_SET PROBLEM_:
Set down the material once more, exactly as it appears.

** Begin MATERIAL SUPPLIED **

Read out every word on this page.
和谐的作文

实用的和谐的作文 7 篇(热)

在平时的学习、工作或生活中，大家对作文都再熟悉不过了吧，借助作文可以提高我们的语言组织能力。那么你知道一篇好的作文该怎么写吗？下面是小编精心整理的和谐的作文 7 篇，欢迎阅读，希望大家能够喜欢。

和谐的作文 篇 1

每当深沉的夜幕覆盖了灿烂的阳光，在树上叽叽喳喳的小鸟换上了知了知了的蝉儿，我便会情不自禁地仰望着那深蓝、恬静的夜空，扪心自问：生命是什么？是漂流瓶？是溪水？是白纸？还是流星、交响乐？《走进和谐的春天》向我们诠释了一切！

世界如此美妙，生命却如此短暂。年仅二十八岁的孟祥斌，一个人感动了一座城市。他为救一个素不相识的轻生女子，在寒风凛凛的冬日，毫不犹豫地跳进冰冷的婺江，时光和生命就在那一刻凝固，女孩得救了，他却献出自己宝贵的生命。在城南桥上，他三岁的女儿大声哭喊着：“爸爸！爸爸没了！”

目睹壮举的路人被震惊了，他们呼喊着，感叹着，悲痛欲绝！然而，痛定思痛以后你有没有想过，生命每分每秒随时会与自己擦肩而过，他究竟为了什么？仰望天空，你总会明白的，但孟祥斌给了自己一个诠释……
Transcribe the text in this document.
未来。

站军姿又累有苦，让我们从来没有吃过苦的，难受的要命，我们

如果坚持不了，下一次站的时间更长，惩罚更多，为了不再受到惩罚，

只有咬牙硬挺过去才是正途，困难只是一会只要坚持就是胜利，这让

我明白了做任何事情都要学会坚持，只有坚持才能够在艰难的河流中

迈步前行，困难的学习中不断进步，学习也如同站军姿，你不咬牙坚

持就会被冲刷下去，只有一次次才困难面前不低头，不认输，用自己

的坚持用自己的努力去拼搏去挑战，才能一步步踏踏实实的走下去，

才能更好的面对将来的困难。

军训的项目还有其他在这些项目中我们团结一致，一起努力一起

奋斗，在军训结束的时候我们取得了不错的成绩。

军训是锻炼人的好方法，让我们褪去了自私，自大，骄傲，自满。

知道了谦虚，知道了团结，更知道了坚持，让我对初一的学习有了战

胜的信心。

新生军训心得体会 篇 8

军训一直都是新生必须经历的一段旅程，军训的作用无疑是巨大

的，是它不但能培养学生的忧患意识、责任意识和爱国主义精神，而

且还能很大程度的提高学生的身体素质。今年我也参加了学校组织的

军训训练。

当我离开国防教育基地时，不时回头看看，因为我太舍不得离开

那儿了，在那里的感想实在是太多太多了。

** End MATERIAL SUPPLIED **

_TASK RESPONSE_:
Read out every word on this page.
和谐的作文

实用的和谐的作文 7 篇(热)

在平时的学习、工作或生活中，大家对作文都再熟悉不过了吧，借助作文可以提高我们的语言组织能力。那么你知道一篇好的作文该怎么写吗？下面是小编精心整理的和谐的作文 7 篇，欢迎阅读，希望大家能够喜欢。

和谐的作文 篇 1

每当深沉的夜幕覆盖了灿烂的阳光，在树上叽叽喳喳的小鸟换上了知了知了的蝉儿，我便会情不自禁地仰望着那深蓝、恬静的夜空，扪心自问：生命是什么？是漂流瓶？是溪水？是白纸？还是流星、交响乐？《走进和谐的春天》向我们诠释了一切！

世界如此美妙，生命却如此短暂。年仅二十八岁的孟祥斌，一个人感动了一座城市。他为救一个素不相识的轻生女子，在寒风凛凛的冬日，毫不犹豫地跳进冰冷的婺江，时光和生命就在那一刻凝固，女孩得救了，他却献出自己宝贵的生命。在城南桥上，他三岁的女儿大声哭喊着：“爸爸！爸爸没了！”

目睹壮举的路人被震惊了，他们呼喊着，感叹着，悲痛欲绝！然而，痛定思痛以后你有没有想过，生命每分每秒随时会与自己擦肩而过，他究竟为了什么？仰望天空，你总会明白的，但孟祥斌给了自己一个诠释……
Transcribe the text in this document.
未来。

站军姿又累有苦，让我们从来没有吃过苦的，难受的要命，我们

如果坚持不了，下一次站的时间更长，惩罚更多，为了不再受到惩罚，

只有咬牙硬挺过去才是正途，困难只是一会只要坚持就是胜利，这让

我明白了做任何事情都要学会坚持，只有坚持才能够在艰难的河流中

迈步前行，困难的学习中不断进步，学习也如同站军姿，你不咬牙坚

持就会被冲刷下去，只有一次次才困难面前不低头，不认输，用自己

的坚持用自己的努力去拼搏去挑战，才能一步步踏踏实实的走下去，

才能更好的面对将来的困难。

军训的项目还有其他在这些项目中我们团结一致，一起努力一起

奋斗，在军训结束的时候我们取得了不错的成绩。

军训是锻炼人的好方法，让我们褪去了自私，自大，骄傲，自满。

知道了谦虚，知道了团结，更知道了坚持，让我对初一的学习有了战

胜的信心。

新生军训心得体会 篇 8

军训一直都是新生必须经历的一段旅程，军训的作用无疑是巨大

的，是它不但能培养学生的忧患意识、责任意识和爱国主义精神，而

且还能很大程度的提高学生的身体素质。今年我也参加了学校组织的

军训训练。

当我离开国防教育基地时，不时回头看看，因为我太舍不得离开

那儿了，在那里的感想实在是太多太多了。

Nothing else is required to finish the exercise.